Dataset items
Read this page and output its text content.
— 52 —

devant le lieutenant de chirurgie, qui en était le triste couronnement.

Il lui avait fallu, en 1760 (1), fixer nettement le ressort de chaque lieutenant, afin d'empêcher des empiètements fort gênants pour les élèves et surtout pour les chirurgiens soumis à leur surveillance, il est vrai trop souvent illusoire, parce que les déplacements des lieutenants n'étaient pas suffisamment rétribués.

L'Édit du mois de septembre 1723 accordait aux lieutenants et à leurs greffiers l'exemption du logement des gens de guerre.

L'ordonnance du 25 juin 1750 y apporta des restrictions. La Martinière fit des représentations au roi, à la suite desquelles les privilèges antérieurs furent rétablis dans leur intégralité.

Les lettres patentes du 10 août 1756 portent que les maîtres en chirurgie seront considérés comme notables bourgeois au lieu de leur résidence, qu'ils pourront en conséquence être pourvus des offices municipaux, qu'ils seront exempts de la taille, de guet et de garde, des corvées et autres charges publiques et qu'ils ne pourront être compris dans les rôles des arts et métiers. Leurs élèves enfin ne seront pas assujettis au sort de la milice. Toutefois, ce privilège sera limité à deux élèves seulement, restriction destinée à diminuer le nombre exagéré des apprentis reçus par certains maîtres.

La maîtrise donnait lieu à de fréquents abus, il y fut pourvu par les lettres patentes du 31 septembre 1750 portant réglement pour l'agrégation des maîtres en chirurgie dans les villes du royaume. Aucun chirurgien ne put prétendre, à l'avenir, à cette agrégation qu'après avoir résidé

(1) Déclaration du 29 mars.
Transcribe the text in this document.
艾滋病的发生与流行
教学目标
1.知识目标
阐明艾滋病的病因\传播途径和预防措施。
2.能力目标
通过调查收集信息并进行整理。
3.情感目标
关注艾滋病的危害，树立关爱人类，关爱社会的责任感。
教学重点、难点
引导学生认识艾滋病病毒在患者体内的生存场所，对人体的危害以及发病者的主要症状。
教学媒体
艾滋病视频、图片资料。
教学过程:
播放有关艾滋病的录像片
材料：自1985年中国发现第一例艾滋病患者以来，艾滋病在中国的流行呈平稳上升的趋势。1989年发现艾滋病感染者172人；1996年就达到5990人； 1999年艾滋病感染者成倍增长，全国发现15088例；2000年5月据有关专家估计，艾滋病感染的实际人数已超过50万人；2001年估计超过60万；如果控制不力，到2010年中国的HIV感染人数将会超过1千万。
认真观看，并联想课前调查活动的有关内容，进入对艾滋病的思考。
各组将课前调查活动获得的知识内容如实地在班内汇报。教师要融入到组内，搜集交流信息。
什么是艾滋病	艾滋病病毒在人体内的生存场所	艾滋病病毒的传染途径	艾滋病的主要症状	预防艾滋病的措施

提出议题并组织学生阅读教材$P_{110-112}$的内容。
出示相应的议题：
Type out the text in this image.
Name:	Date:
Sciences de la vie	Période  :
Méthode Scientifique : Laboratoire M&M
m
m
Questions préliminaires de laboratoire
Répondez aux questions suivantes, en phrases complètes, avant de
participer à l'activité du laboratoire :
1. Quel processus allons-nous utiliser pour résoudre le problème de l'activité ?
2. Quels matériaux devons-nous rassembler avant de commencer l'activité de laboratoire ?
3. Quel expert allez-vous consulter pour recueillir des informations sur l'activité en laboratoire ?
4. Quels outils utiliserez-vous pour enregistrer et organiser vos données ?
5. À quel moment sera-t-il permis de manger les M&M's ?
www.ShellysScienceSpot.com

CHALLENGE
From the entries above, extract every line where the word "élèves" appears.

WRITTEN ANSWER
Il lui avait fallu, en 1760 (1), fixer nettement le ressort de chaque lieutenant, afin d'empêcher des empiètements fort gênants pour les élèves et surtout pour les chirurgiens soumis à leur surveillance, il est vrai trop souvent illusoire, parce que les déplacements des lieutenants n'étaient pas suffisamment rétribués.
Les lettres patentes du 10 août 1756 portent que les maîtres en chirurgie seront considérés comme notables bourgeois au lieu de leur résidence, qu'ils pourront en conséquence être pourvus des offices municipaux, qu'ils seront exempts de la taille, de guet et de garde, des corvées et autres charges publiques et qu'ils ne pourront être compris dans les rôles des arts et métiers. Leurs élèves enfin ne seront pas assujettis au sort de la milice. Toutefois, ce privilège sera limité à deux élèves seulement, restriction destinée à diminuer le nombre exagéré des apprentis reçus par certains maîtres.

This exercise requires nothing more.